**Work instructions:**
Check every line below for the word "wynagradzania" and copy each one that has it.

**Task input:**
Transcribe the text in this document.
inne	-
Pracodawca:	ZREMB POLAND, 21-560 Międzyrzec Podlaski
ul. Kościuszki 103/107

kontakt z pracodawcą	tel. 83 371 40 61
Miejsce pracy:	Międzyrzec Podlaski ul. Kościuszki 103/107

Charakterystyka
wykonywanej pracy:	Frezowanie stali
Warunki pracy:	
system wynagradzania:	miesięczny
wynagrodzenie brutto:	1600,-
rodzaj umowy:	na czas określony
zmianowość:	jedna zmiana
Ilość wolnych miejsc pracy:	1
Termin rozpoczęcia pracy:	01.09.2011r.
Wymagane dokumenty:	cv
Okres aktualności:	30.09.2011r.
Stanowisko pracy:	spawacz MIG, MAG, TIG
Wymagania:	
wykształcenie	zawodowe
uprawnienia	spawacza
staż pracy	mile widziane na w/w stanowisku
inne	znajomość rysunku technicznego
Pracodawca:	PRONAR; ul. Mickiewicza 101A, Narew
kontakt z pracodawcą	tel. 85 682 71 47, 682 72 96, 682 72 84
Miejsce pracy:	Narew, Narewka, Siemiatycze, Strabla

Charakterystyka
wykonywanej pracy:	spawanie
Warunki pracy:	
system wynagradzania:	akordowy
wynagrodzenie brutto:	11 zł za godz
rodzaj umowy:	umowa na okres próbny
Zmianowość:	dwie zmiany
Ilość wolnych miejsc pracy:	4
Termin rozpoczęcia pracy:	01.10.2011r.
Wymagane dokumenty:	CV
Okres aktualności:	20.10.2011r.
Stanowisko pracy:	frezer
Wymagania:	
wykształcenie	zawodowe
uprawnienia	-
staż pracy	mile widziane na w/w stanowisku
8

**Exercise output:**
system wynagradzania:	miesięczny
system wynagradzania:	akordowy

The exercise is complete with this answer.